- YOUR GOAL
Which lines hold the word "Business"? Show each of them.

- DATA LINES
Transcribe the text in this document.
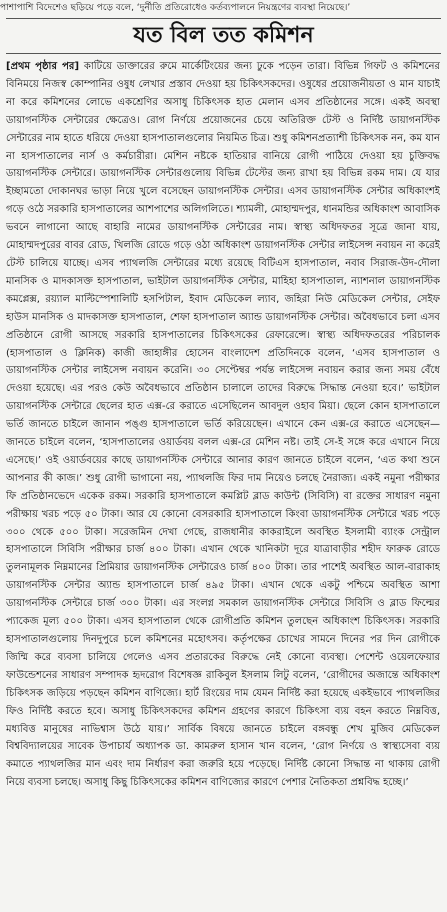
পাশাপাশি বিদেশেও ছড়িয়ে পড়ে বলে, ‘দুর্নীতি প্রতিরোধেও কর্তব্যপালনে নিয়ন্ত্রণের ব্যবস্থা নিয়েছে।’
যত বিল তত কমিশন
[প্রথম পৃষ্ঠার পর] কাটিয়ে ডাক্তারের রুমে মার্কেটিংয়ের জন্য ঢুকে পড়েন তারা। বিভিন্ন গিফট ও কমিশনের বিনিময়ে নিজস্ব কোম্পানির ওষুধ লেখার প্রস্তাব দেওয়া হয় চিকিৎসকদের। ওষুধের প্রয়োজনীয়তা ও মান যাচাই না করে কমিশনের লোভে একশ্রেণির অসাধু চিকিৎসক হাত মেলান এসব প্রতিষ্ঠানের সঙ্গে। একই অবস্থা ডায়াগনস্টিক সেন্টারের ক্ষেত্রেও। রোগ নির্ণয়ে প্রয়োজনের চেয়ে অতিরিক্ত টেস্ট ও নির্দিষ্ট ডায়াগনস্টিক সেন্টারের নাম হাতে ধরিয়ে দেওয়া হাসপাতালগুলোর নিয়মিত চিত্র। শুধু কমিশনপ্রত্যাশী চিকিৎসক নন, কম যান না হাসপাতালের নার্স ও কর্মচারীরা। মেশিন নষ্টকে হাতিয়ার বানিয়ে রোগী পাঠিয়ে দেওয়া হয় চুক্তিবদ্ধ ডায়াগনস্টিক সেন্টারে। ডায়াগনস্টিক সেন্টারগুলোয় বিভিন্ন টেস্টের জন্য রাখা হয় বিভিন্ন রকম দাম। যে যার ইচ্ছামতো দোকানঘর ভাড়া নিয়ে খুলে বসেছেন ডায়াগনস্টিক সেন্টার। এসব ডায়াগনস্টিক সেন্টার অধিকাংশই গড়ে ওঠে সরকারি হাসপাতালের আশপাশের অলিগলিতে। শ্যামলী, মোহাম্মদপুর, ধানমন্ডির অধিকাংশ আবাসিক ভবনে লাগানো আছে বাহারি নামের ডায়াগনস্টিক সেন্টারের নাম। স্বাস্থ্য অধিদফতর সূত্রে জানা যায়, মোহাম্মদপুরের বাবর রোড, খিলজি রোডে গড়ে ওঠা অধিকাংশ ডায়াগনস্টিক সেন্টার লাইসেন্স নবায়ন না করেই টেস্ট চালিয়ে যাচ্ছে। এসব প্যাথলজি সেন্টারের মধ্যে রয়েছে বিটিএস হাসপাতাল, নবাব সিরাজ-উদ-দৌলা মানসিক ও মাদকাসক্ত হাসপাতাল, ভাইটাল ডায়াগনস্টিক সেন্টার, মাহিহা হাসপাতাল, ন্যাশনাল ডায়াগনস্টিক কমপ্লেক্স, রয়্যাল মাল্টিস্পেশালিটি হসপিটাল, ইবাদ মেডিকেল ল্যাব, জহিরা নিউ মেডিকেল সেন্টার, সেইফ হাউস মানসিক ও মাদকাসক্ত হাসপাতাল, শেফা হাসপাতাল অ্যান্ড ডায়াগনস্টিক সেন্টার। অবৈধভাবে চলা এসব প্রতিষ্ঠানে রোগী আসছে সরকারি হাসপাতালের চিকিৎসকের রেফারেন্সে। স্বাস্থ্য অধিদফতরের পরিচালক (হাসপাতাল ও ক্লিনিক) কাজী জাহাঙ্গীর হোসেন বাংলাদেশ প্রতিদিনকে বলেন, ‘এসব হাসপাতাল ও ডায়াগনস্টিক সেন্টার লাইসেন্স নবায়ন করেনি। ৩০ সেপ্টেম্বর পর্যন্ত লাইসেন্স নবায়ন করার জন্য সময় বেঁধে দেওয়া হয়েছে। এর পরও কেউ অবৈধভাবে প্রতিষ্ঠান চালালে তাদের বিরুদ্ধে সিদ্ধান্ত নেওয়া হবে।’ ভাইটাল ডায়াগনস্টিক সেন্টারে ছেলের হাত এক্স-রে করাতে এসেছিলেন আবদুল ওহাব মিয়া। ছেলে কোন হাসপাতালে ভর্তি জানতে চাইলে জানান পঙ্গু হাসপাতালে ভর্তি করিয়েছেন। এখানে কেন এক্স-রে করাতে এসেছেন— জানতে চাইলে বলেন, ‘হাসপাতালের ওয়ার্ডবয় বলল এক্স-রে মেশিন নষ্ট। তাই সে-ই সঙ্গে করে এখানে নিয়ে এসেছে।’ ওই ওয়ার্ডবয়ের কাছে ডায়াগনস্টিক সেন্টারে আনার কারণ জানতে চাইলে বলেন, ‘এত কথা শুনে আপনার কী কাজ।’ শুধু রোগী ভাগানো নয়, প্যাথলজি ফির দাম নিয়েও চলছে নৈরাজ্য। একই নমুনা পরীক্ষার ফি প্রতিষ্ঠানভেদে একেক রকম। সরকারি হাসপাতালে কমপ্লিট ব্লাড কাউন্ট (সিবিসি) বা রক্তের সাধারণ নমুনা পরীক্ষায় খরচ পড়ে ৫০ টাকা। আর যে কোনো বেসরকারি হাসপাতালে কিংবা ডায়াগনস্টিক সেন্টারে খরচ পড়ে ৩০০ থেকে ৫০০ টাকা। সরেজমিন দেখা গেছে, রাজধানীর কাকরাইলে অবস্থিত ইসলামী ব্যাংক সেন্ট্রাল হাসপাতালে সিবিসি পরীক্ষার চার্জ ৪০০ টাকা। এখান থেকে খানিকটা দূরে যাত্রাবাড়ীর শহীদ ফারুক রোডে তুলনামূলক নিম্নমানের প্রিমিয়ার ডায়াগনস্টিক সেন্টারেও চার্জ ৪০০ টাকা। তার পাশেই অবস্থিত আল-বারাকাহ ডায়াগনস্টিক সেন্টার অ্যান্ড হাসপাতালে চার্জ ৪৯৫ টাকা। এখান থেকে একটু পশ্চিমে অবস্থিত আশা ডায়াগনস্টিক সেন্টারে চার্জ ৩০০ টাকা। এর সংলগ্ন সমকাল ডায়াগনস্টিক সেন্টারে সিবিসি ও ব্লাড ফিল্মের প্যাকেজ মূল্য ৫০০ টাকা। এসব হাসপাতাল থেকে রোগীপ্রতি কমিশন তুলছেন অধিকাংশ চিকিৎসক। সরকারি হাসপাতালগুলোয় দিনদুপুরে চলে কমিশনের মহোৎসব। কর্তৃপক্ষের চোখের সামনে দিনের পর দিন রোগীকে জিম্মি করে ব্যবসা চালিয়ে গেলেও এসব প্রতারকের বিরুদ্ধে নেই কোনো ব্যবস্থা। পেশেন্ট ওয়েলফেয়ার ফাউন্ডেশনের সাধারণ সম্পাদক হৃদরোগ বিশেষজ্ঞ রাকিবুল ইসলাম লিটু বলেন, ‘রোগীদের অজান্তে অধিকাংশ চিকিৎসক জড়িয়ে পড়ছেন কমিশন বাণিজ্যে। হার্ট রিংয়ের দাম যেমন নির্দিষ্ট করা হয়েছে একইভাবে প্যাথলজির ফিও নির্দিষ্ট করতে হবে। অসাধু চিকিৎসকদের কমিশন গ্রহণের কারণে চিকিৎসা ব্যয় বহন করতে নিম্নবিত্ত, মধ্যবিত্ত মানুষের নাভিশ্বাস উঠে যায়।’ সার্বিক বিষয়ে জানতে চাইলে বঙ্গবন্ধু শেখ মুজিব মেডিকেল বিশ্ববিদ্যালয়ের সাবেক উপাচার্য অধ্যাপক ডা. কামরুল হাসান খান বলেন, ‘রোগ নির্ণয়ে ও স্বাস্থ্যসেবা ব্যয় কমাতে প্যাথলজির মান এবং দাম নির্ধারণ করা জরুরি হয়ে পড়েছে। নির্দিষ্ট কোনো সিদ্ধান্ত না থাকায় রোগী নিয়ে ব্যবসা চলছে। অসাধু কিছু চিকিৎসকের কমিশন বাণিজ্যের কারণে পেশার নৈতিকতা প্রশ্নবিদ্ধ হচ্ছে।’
---
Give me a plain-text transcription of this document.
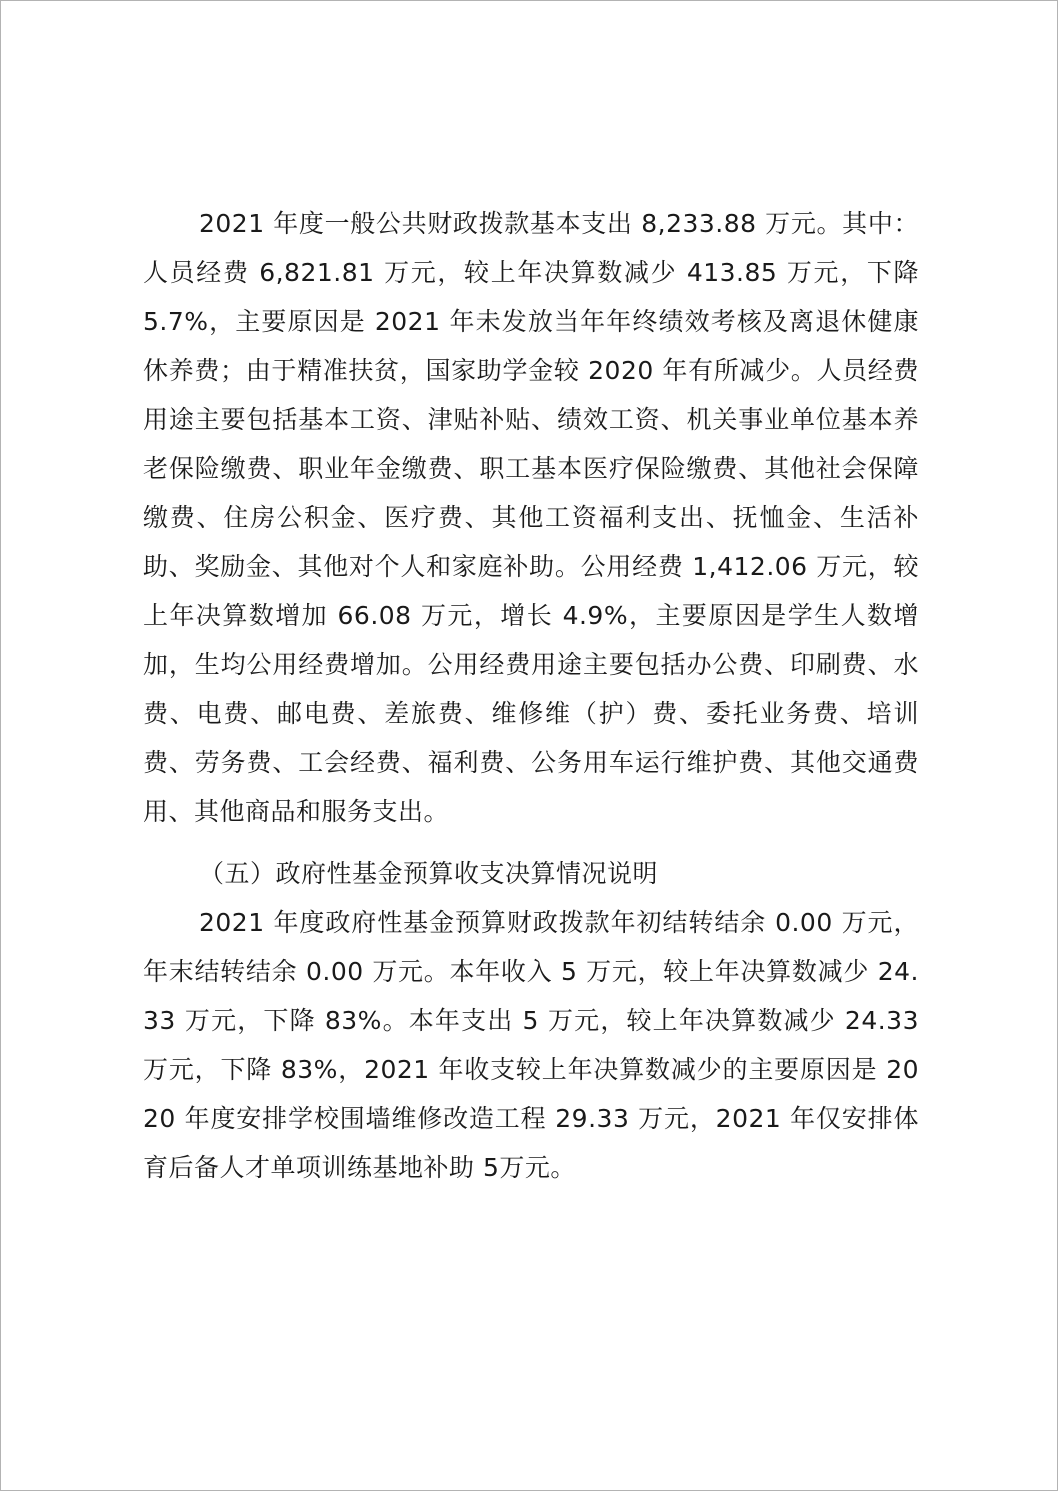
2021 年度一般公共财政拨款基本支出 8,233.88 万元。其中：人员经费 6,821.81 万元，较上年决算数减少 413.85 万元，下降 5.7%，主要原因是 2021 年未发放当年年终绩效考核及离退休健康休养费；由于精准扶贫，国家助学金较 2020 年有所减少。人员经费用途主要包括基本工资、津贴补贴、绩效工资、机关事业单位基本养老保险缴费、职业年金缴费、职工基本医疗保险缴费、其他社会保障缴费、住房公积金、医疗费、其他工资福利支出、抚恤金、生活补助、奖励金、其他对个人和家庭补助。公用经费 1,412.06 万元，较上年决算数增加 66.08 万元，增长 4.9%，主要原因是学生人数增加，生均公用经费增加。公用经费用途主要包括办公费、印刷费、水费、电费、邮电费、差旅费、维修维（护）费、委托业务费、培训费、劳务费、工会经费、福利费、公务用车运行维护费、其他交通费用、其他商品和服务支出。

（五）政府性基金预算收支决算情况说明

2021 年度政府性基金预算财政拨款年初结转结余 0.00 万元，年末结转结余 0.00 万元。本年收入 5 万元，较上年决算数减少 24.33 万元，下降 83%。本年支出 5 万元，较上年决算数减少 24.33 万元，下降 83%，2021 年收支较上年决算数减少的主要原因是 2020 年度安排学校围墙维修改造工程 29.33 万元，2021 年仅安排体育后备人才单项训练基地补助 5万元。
--
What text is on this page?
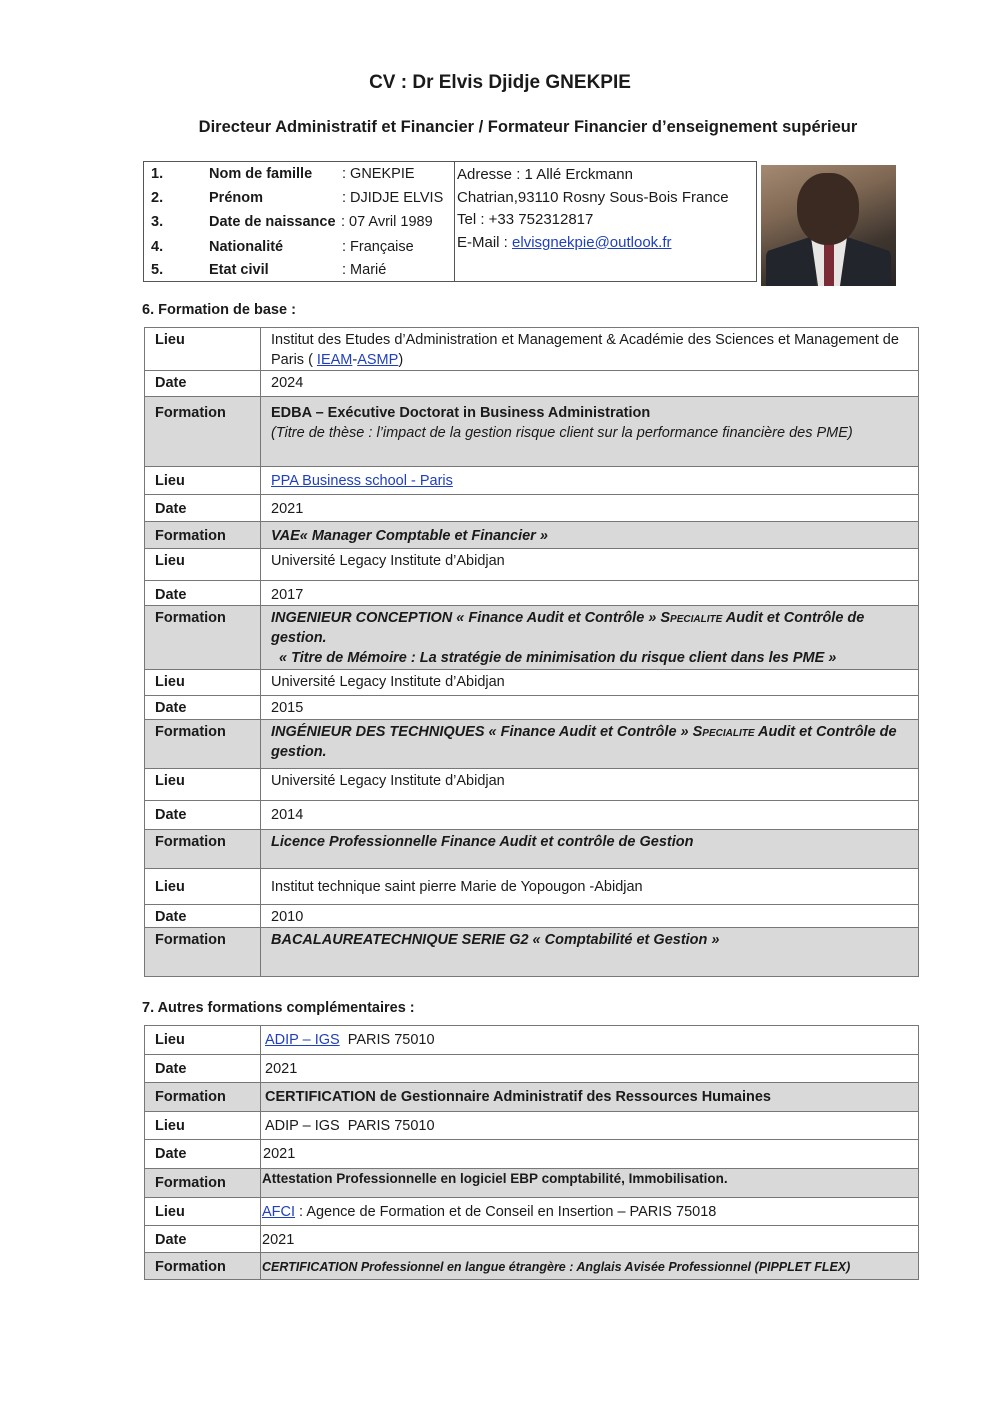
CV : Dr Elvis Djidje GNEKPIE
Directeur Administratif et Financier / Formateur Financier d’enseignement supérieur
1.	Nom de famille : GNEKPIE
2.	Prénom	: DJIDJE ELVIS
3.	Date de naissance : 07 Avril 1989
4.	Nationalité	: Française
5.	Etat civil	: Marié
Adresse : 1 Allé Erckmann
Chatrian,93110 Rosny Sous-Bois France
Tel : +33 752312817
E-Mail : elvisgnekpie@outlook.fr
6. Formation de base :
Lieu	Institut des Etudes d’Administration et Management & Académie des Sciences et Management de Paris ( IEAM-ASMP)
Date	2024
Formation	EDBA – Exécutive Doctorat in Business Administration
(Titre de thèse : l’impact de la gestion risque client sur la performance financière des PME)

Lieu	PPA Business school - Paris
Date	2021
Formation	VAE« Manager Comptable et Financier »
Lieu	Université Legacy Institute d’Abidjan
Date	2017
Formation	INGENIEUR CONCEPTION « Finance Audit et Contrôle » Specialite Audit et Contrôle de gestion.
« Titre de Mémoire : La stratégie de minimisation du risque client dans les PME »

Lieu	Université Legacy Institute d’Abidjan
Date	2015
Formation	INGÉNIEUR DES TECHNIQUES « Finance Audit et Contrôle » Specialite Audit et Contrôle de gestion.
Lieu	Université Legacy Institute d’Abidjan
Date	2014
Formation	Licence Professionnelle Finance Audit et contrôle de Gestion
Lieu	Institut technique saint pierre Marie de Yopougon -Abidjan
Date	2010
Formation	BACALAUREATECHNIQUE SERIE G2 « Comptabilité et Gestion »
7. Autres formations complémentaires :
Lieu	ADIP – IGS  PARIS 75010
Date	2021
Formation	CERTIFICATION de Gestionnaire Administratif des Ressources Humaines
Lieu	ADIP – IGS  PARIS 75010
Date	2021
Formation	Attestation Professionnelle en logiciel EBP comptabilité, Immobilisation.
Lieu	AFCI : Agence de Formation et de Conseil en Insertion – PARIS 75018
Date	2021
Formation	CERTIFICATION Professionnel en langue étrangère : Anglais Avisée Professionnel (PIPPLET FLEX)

- ANSWER TO THIS TASK
Formation	EDBA – Exécutive Doctorat in Business Administration
Lieu	PPA Business school - Paris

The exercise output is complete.